BEGIN EXTRACTED ENTRIES

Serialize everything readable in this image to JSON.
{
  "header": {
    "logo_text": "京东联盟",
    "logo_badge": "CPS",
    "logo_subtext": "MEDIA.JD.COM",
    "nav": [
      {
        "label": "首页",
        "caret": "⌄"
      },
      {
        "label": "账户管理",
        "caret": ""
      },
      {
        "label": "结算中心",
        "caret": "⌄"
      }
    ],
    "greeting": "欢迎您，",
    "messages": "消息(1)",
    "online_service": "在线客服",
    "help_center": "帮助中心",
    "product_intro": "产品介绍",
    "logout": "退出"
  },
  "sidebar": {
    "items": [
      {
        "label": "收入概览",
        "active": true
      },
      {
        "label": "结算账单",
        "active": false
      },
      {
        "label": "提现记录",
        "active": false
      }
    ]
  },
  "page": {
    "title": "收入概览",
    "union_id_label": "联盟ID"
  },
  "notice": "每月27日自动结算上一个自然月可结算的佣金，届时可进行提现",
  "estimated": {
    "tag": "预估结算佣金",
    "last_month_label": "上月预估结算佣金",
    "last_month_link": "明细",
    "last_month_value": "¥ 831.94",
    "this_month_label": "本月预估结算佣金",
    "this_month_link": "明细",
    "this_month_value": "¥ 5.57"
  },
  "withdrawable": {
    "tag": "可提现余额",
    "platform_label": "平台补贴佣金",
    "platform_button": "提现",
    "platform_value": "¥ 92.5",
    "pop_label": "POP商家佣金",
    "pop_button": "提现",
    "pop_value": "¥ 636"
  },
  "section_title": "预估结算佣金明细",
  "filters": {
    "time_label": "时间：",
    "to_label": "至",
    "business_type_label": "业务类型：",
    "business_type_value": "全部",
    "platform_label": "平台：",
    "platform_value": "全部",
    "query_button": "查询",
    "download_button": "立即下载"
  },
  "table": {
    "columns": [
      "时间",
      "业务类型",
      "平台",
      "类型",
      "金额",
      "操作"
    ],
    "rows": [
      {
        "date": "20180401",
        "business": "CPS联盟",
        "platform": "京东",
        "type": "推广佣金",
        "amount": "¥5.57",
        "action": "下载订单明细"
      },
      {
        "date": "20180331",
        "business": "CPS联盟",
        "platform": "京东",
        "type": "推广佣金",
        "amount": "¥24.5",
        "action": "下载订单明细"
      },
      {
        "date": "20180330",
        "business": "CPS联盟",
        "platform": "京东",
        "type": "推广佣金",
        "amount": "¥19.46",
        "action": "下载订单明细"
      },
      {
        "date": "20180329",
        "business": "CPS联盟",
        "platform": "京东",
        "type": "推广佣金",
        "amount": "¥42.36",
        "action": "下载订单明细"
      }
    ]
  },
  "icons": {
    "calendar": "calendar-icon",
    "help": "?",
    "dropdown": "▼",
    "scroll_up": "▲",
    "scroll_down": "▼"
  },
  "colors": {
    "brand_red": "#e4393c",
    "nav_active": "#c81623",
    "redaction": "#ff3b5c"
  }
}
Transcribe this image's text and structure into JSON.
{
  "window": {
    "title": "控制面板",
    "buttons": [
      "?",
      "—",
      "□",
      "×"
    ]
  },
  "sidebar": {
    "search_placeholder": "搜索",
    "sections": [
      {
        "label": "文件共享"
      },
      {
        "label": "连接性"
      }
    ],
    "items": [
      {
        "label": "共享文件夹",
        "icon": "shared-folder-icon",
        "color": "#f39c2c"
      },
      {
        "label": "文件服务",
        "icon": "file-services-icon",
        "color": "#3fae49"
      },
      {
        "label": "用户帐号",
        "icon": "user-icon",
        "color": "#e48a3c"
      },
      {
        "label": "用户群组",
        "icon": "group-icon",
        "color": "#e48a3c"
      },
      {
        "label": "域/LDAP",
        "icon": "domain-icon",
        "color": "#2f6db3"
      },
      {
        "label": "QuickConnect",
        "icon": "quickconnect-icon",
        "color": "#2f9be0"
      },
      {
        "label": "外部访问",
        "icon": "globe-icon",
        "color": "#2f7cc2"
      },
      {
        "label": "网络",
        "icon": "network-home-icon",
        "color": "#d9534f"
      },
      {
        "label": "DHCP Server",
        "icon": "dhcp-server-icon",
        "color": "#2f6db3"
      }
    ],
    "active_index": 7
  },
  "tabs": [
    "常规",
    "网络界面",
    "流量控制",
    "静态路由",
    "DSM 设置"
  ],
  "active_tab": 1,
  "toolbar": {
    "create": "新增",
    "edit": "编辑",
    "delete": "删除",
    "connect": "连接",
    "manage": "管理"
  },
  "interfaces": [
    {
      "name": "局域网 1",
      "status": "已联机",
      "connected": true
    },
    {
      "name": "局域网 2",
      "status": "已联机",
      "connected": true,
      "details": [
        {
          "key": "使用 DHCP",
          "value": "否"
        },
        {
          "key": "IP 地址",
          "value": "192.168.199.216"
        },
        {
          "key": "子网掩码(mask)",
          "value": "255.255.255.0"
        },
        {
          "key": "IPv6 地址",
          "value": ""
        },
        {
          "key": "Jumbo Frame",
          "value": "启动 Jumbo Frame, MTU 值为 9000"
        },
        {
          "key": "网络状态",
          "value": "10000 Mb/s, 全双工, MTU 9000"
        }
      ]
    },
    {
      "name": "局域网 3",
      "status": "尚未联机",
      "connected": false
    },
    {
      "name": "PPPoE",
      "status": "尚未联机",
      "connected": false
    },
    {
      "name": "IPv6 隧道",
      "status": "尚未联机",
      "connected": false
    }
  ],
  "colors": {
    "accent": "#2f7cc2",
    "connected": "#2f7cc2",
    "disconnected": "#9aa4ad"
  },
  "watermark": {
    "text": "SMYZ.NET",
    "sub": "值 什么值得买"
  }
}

END EXTRACTED ENTRIES

Copy all lines from the data that hold the word "date".

**EXERCISE OUTPUT**:
        "date": "20180401",
        "date": "20180331",
        "date": "20180330",
        "date": "20180329",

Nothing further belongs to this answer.